* Start Stored records *

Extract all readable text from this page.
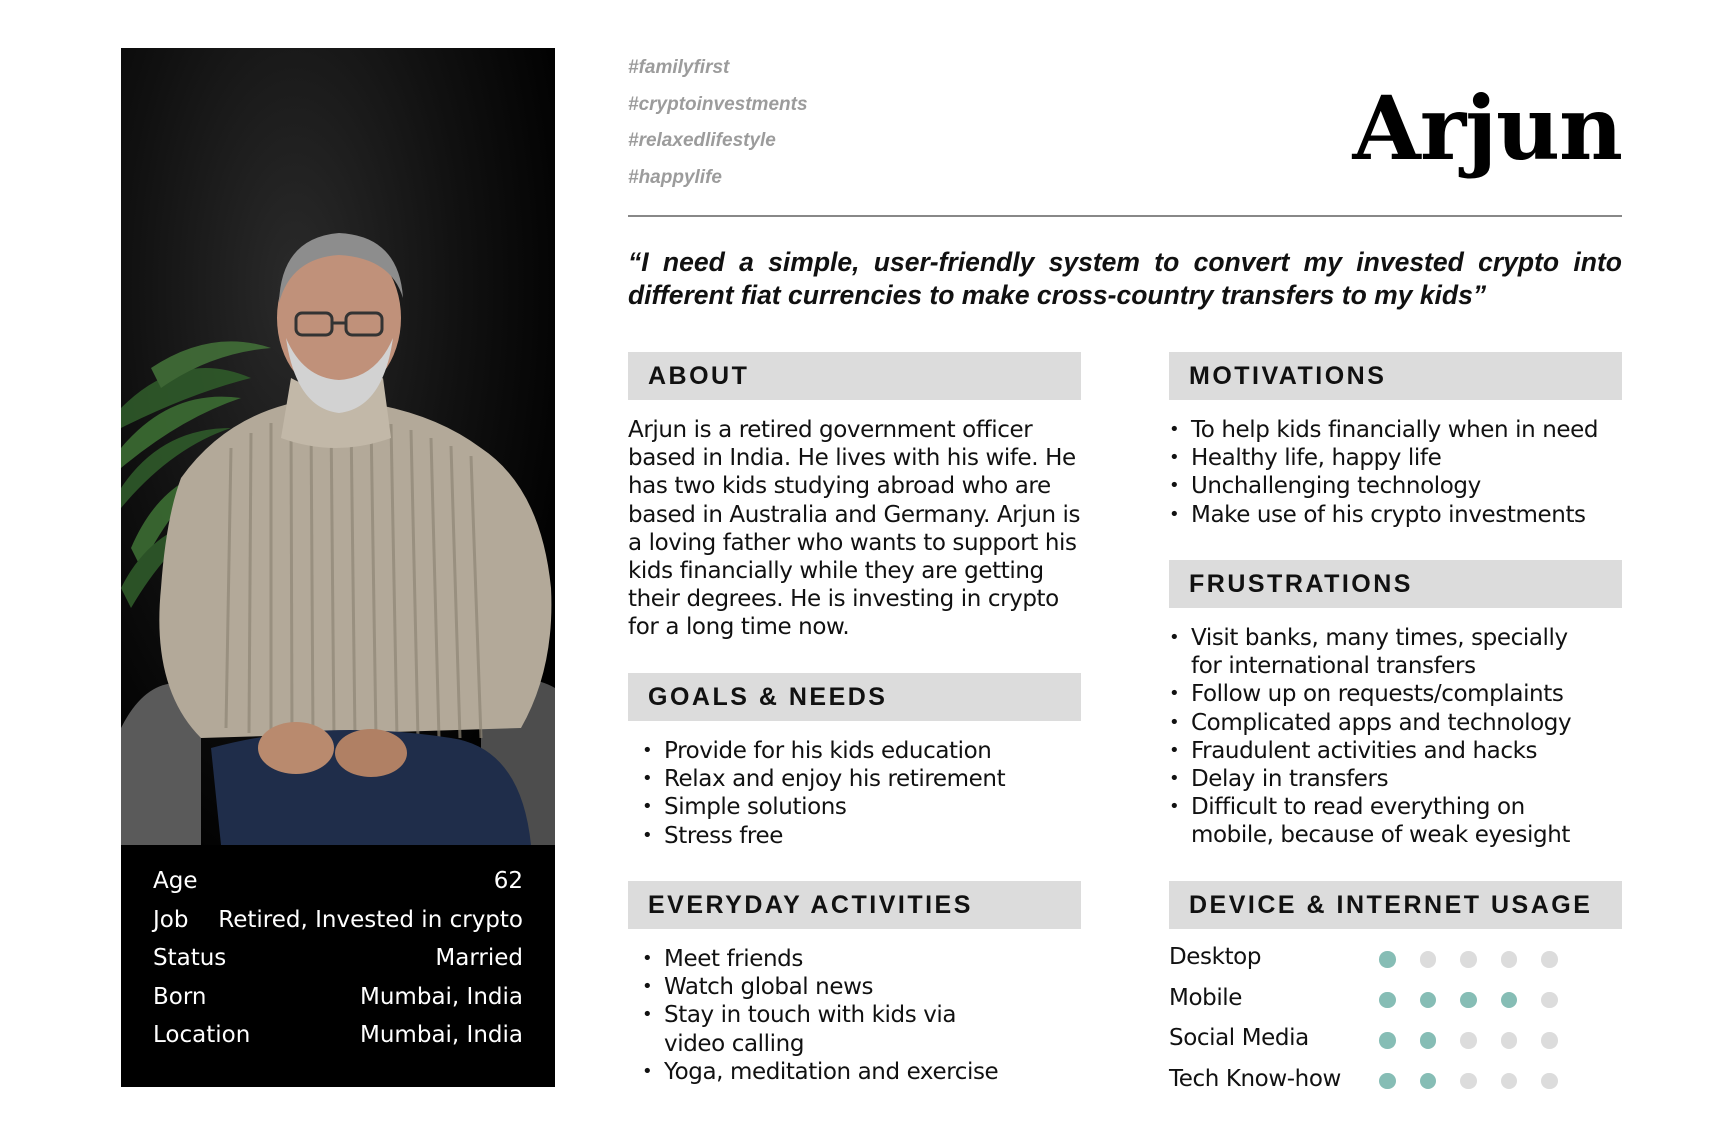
Age	62
Job Retired, Invested in crypto
Status	Married
Born	Mumbai, India
Location	Mumbai, India
#familyfirst
#cryptoinvestments
#relaxedlifestyle
#happylife	Arjun
“I need a simple, user-friendly system to convert my invested crypto into different fiat currencies to make cross-country transfers to my kids”
ABOUT
Arjun is a retired government officer based in India. He lives with his wife. He has two kids studying abroad who are based in Australia and Germany. Arjun is a loving father who wants to support his kids financially while they are getting their degrees. He is investing in crypto for a long time now.
GOALS & NEEDS
• Provide for his kids education
• Relax and enjoy his retirement
• Simple solutions
• Stress free
EVERYDAY ACTIVITIES
• Meet friends
• Watch global news
• Stay in touch with kids via video calling
• Yoga, meditation and exercise
MOTIVATIONS
• To help kids financially when in need
• Healthy life, happy life
• Unchallenging technology
• Make use of his crypto investments
FRUSTRATIONS
• Visit banks, many times, specially for international transfers
• Follow up on requests/complaints
• Complicated apps and technology
• Fraudulent activities and hacks
• Delay in transfers
• Difficult to read everything on mobile, because of weak eyesight
DEVICE & INTERNET USAGE
Desktop
Mobile
Social Media
Tech Know-how
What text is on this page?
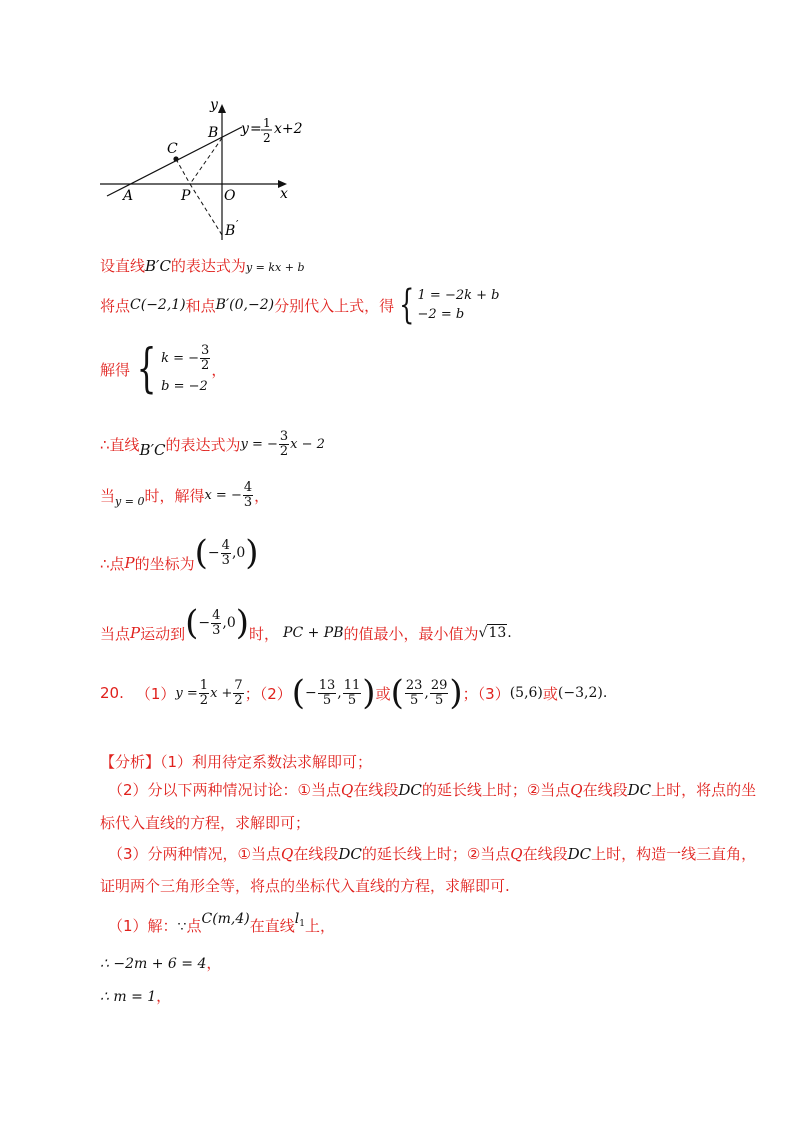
y
B
C
A	P O	x
B ′
y = 1
2
x+2
设直线B′C的表达式为y = kx + b
将点 C(−2,1) 和点 B′(0,−2) 分别代入上式，得 { 1 = −2k + b
−2 = b
解得 { k = − $\frac{3}{2}$
b = −2
，
∴直线 B′C 的表达式为 y = − $\frac{3}{2}$ x − 2
当 y = 0 时，解得 x = − $\frac{4}{3}$ ，
∴点 P 的坐标为 ( − $\frac{4}{3} ,0$ )
当点 P 运动到 ( − $\frac{4}{3} ,0$ ) 时， PC + PB 的值最小，最小值为 √13 .
20. （1） $y = \frac{1}{2}$ $x + \frac{7}{2}$ ；（2） ( − $\frac{13}{5}$ , $\frac{11}{5}$ ) 或 ( $\frac{23}{5}$ , $\frac{29}{5}$ ) ；（3） (5,6) 或 (−3,2) .
【分析】（1）利用待定系数法求解即可；
（2）分以下两种情况讨论：①当点Q在线段DC的延长线上时；②当点Q在线段DC上时，将点的坐
标代入直线的方程，求解即可；
（3）分两种情况，①当点Q在线段DC的延长线上时；②当点Q在线段DC上时，构造一线三直角，
证明两个三角形全等，将点的坐标代入直线的方程，求解即可.
（1）解：∵点C(m,4)在直线$l^1$上，
∴ −2m + 6 = 4，
∴ m = 1，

* End Stored records *

**What you will do:**
Set every line down exactly as written, leaving each picture out.

**Response below:**
Extract all readable text from this page.
Age	62
Job Retired, Invested in crypto
Status	Married
Born	Mumbai, India
Location	Mumbai, India
#familyfirst
#cryptoinvestments
#relaxedlifestyle
#happylife	Arjun
“I need a simple, user-friendly system to convert my invested crypto into different fiat currencies to make cross-country transfers to my kids”
ABOUT
Arjun is a retired government officer based in India. He lives with his wife. He has two kids studying abroad who are based in Australia and Germany. Arjun is a loving father who wants to support his kids financially while they are getting their degrees. He is investing in crypto for a long time now.
GOALS & NEEDS
• Provide for his kids education
• Relax and enjoy his retirement
• Simple solutions
• Stress free
EVERYDAY ACTIVITIES
• Meet friends
• Watch global news
• Stay in touch with kids via video calling
• Yoga, meditation and exercise
MOTIVATIONS
• To help kids financially when in need
• Healthy life, happy life
• Unchallenging technology
• Make use of his crypto investments
FRUSTRATIONS
• Visit banks, many times, specially for international transfers
• Follow up on requests/complaints
• Complicated apps and technology
• Fraudulent activities and hacks
• Delay in transfers
• Difficult to read everything on mobile, because of weak eyesight
DEVICE & INTERNET USAGE
Desktop
Mobile
Social Media
Tech Know-how
What text is on this page?
y
B
C
A	P O	x
B ′
y = 1
2
x+2
设直线B′C的表达式为y = kx + b
将点 C(−2,1) 和点 B′(0,−2) 分别代入上式，得 { 1 = −2k + b
−2 = b
解得 { k = − $\frac{3}{2}$
b = −2
，
∴直线 B′C 的表达式为 y = − $\frac{3}{2}$ x − 2
当 y = 0 时，解得 x = − $\frac{4}{3}$ ，
∴点 P 的坐标为 ( − $\frac{4}{3} ,0$ )
当点 P 运动到 ( − $\frac{4}{3} ,0$ ) 时， PC + PB 的值最小，最小值为 √13 .
20. （1） $y = \frac{1}{2}$ $x + \frac{7}{2}$ ；（2） ( − $\frac{13}{5}$ , $\frac{11}{5}$ ) 或 ( $\frac{23}{5}$ , $\frac{29}{5}$ ) ；（3） (5,6) 或 (−3,2) .
【分析】（1）利用待定系数法求解即可；
（2）分以下两种情况讨论：①当点Q在线段DC的延长线上时；②当点Q在线段DC上时，将点的坐
标代入直线的方程，求解即可；
（3）分两种情况，①当点Q在线段DC的延长线上时；②当点Q在线段DC上时，构造一线三直角，
证明两个三角形全等，将点的坐标代入直线的方程，求解即可.
（1）解：∵点C(m,4)在直线$l^1$上，
∴ −2m + 6 = 4，
∴ m = 1，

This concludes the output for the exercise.